[Source data]
[START]

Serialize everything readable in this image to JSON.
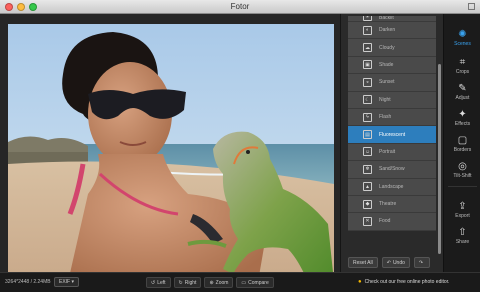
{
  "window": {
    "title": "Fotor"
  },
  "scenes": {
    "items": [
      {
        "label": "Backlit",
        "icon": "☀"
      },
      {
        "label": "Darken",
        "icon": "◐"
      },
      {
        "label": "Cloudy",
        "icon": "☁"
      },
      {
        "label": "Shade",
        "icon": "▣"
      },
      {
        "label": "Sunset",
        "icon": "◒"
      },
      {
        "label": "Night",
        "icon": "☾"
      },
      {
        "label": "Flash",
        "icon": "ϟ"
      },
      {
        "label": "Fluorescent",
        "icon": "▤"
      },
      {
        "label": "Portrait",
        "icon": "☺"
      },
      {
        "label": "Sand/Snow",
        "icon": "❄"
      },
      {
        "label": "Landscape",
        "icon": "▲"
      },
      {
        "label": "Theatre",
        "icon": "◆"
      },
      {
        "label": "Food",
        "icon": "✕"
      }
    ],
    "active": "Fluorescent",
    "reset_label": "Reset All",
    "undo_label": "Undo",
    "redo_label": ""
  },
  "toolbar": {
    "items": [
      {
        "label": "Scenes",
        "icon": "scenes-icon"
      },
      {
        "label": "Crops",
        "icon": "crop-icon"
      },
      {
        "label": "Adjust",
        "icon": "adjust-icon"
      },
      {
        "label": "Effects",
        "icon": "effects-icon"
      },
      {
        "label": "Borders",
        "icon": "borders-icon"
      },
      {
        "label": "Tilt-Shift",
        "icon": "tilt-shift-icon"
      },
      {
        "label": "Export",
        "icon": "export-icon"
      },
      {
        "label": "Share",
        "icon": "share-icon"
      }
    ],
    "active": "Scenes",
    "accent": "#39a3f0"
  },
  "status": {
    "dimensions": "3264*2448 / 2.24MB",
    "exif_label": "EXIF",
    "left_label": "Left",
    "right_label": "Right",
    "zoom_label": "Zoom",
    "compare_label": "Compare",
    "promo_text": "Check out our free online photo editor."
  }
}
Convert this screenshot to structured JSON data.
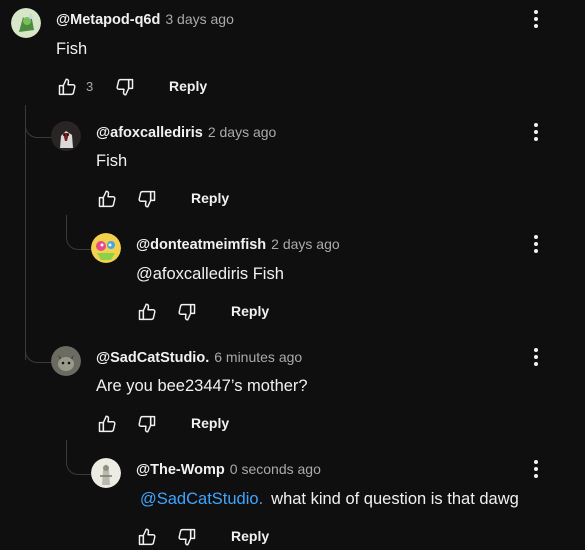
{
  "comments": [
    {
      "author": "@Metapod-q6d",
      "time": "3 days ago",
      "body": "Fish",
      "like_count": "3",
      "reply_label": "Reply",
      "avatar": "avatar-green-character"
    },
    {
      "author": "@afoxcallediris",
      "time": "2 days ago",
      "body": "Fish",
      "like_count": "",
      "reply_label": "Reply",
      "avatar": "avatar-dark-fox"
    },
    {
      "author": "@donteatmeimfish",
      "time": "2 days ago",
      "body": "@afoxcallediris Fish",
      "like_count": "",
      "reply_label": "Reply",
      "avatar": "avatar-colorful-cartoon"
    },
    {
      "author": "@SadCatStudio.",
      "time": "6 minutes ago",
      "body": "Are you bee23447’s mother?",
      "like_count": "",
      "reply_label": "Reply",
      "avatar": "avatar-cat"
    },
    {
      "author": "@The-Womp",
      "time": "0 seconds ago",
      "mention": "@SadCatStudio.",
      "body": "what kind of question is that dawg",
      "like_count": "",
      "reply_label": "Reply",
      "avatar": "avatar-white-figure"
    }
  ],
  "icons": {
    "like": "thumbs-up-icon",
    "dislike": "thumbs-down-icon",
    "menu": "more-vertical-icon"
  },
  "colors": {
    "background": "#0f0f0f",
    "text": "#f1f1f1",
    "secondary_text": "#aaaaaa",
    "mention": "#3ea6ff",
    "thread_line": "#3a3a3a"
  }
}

[END]

→ EXERCISE:
Without the pictures, repeat the listing above exactly.

→ WRITTEN RESPONSE:
Serialize everything readable in this image to JSON.
{
  "window": {
    "title": "Fotor"
  },
  "scenes": {
    "items": [
      {
        "label": "Backlit",
        "icon": "☀"
      },
      {
        "label": "Darken",
        "icon": "◐"
      },
      {
        "label": "Cloudy",
        "icon": "☁"
      },
      {
        "label": "Shade",
        "icon": "▣"
      },
      {
        "label": "Sunset",
        "icon": "◒"
      },
      {
        "label": "Night",
        "icon": "☾"
      },
      {
        "label": "Flash",
        "icon": "ϟ"
      },
      {
        "label": "Fluorescent",
        "icon": "▤"
      },
      {
        "label": "Portrait",
        "icon": "☺"
      },
      {
        "label": "Sand/Snow",
        "icon": "❄"
      },
      {
        "label": "Landscape",
        "icon": "▲"
      },
      {
        "label": "Theatre",
        "icon": "◆"
      },
      {
        "label": "Food",
        "icon": "✕"
      }
    ],
    "active": "Fluorescent",
    "reset_label": "Reset All",
    "undo_label": "Undo",
    "redo_label": ""
  },
  "toolbar": {
    "items": [
      {
        "label": "Scenes",
        "icon": "scenes-icon"
      },
      {
        "label": "Crops",
        "icon": "crop-icon"
      },
      {
        "label": "Adjust",
        "icon": "adjust-icon"
      },
      {
        "label": "Effects",
        "icon": "effects-icon"
      },
      {
        "label": "Borders",
        "icon": "borders-icon"
      },
      {
        "label": "Tilt-Shift",
        "icon": "tilt-shift-icon"
      },
      {
        "label": "Export",
        "icon": "export-icon"
      },
      {
        "label": "Share",
        "icon": "share-icon"
      }
    ],
    "active": "Scenes",
    "accent": "#39a3f0"
  },
  "status": {
    "dimensions": "3264*2448 / 2.24MB",
    "exif_label": "EXIF",
    "left_label": "Left",
    "right_label": "Right",
    "zoom_label": "Zoom",
    "compare_label": "Compare",
    "promo_text": "Check out our free online photo editor."
  }
}
Convert this screenshot to structured JSON data.
{
  "comments": [
    {
      "author": "@Metapod-q6d",
      "time": "3 days ago",
      "body": "Fish",
      "like_count": "3",
      "reply_label": "Reply",
      "avatar": "avatar-green-character"
    },
    {
      "author": "@afoxcallediris",
      "time": "2 days ago",
      "body": "Fish",
      "like_count": "",
      "reply_label": "Reply",
      "avatar": "avatar-dark-fox"
    },
    {
      "author": "@donteatmeimfish",
      "time": "2 days ago",
      "body": "@afoxcallediris Fish",
      "like_count": "",
      "reply_label": "Reply",
      "avatar": "avatar-colorful-cartoon"
    },
    {
      "author": "@SadCatStudio.",
      "time": "6 minutes ago",
      "body": "Are you bee23447’s mother?",
      "like_count": "",
      "reply_label": "Reply",
      "avatar": "avatar-cat"
    },
    {
      "author": "@The-Womp",
      "time": "0 seconds ago",
      "mention": "@SadCatStudio.",
      "body": "what kind of question is that dawg",
      "like_count": "",
      "reply_label": "Reply",
      "avatar": "avatar-white-figure"
    }
  ],
  "icons": {
    "like": "thumbs-up-icon",
    "dislike": "thumbs-down-icon",
    "menu": "more-vertical-icon"
  },
  "colors": {
    "background": "#0f0f0f",
    "text": "#f1f1f1",
    "secondary_text": "#aaaaaa",
    "mention": "#3ea6ff",
    "thread_line": "#3a3a3a"
  }
}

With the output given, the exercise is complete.